▶ **AIM OF THE EXERCISE**: Skip the images and return the records below exactly.

-=-=-

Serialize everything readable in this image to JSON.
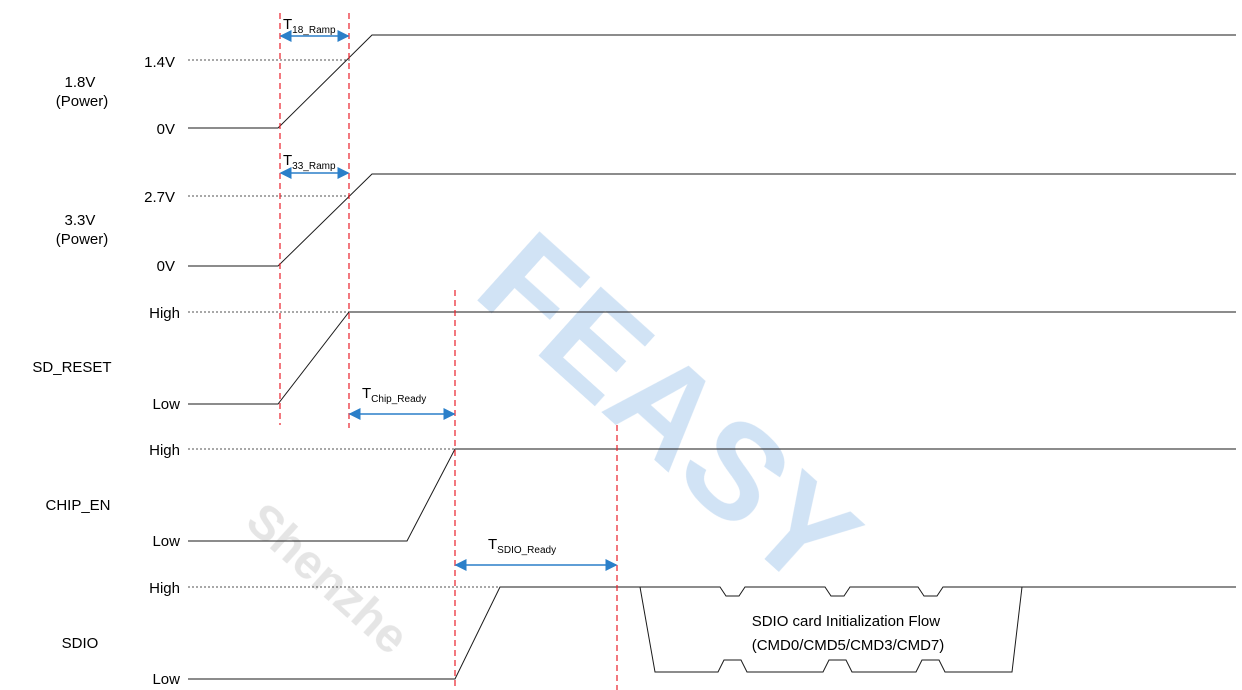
{
  "colors": {
    "waveform": "#1a1a1a",
    "marker": "#e8202a",
    "timing_arrow": "#2a7fc9",
    "watermark_blue": "#2f7fd0",
    "watermark_grey": "#b8b8b8"
  },
  "watermarks": {
    "big": "FEASY",
    "small": "Shenzhe"
  },
  "signals": [
    {
      "name": "1.8V\n(Power)",
      "line1": "1.8V",
      "line2": "(Power)",
      "high_label": "1.4V",
      "low_label": "0V"
    },
    {
      "name": "3.3V\n(Power)",
      "line1": "3.3V",
      "line2": "(Power)",
      "high_label": "2.7V",
      "low_label": "0V"
    },
    {
      "name": "SD_RESET",
      "line1": "SD_RESET",
      "line2": "",
      "high_label": "High",
      "low_label": "Low"
    },
    {
      "name": "CHIP_EN",
      "line1": "CHIP_EN",
      "line2": "",
      "high_label": "High",
      "low_label": "Low"
    },
    {
      "name": "SDIO",
      "line1": "SDIO",
      "line2": "",
      "high_label": "High",
      "low_label": "Low"
    }
  ],
  "timings": [
    {
      "main": "T",
      "sub": "18_Ramp"
    },
    {
      "main": "T",
      "sub": "33_Ramp"
    },
    {
      "main": "T",
      "sub": "Chip_Ready"
    },
    {
      "main": "T",
      "sub": "SDIO_Ready"
    }
  ],
  "sdio_note": {
    "line1": "SDIO card Initialization Flow",
    "line2": "(CMD0/CMD5/CMD3/CMD7)"
  }
}
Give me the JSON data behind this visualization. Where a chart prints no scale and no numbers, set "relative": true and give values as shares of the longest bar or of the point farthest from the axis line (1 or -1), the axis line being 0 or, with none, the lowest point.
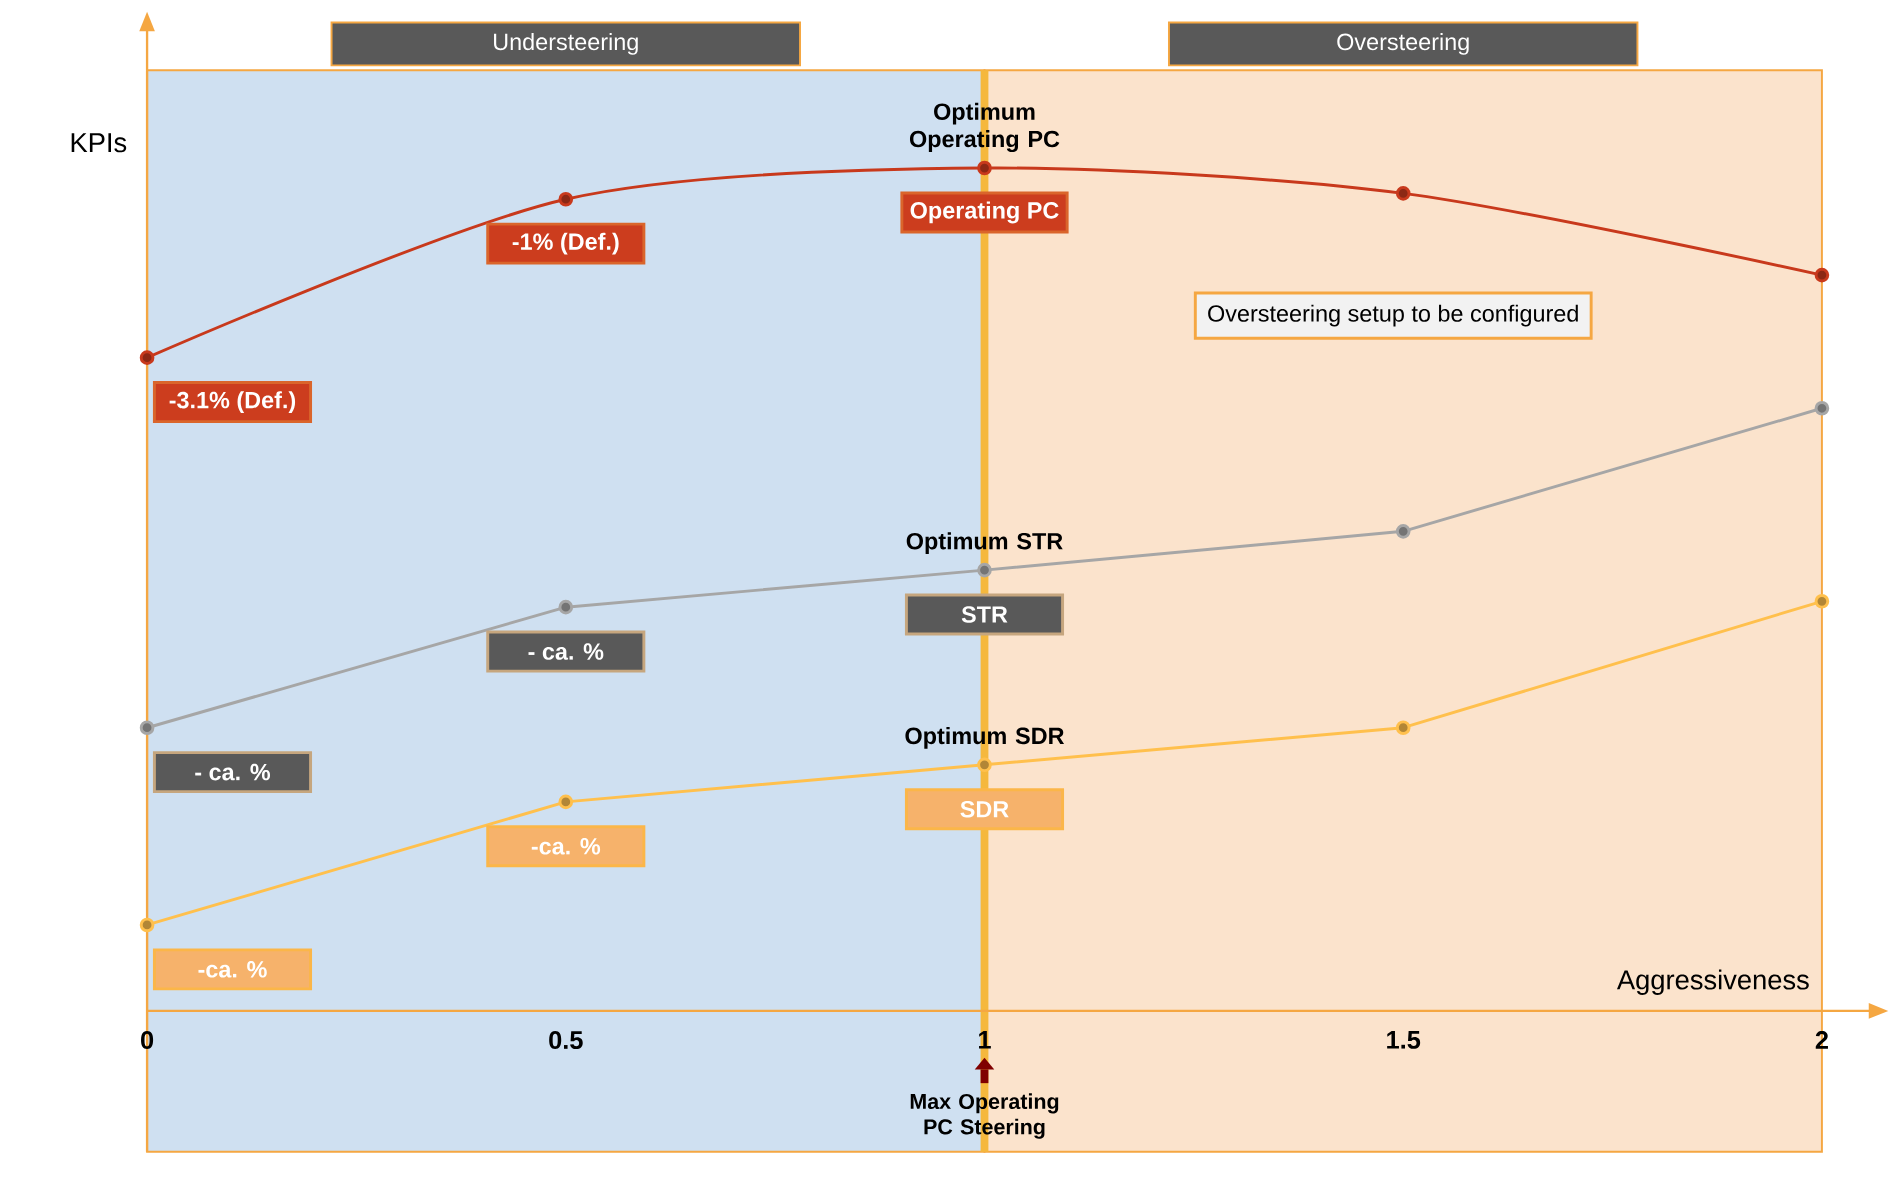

-=-=-

▶ **RESPONSE TO THE TASK**:
Serialize everything readable in this image to JSON.
{
  "colors": {
    "waveform": "#1a1a1a",
    "marker": "#e8202a",
    "timing_arrow": "#2a7fc9",
    "watermark_blue": "#2f7fd0",
    "watermark_grey": "#b8b8b8"
  },
  "watermarks": {
    "big": "FEASY",
    "small": "Shenzhe"
  },
  "signals": [
    {
      "name": "1.8V\n(Power)",
      "line1": "1.8V",
      "line2": "(Power)",
      "high_label": "1.4V",
      "low_label": "0V"
    },
    {
      "name": "3.3V\n(Power)",
      "line1": "3.3V",
      "line2": "(Power)",
      "high_label": "2.7V",
      "low_label": "0V"
    },
    {
      "name": "SD_RESET",
      "line1": "SD_RESET",
      "line2": "",
      "high_label": "High",
      "low_label": "Low"
    },
    {
      "name": "CHIP_EN",
      "line1": "CHIP_EN",
      "line2": "",
      "high_label": "High",
      "low_label": "Low"
    },
    {
      "name": "SDIO",
      "line1": "SDIO",
      "line2": "",
      "high_label": "High",
      "low_label": "Low"
    }
  ],
  "timings": [
    {
      "main": "T",
      "sub": "18_Ramp"
    },
    {
      "main": "T",
      "sub": "33_Ramp"
    },
    {
      "main": "T",
      "sub": "Chip_Ready"
    },
    {
      "main": "T",
      "sub": "SDIO_Ready"
    }
  ],
  "sdio_note": {
    "line1": "SDIO card Initialization Flow",
    "line2": "(CMD0/CMD5/CMD3/CMD7)"
  }
}
Give me the JSON data behind this visualization. Where a chart prints no scale and no numbers, set "relative": true and give values as shares of the longest bar or of the point farthest from the axis line (1 or -1), the axis line being 0 or, with none, the lowest point.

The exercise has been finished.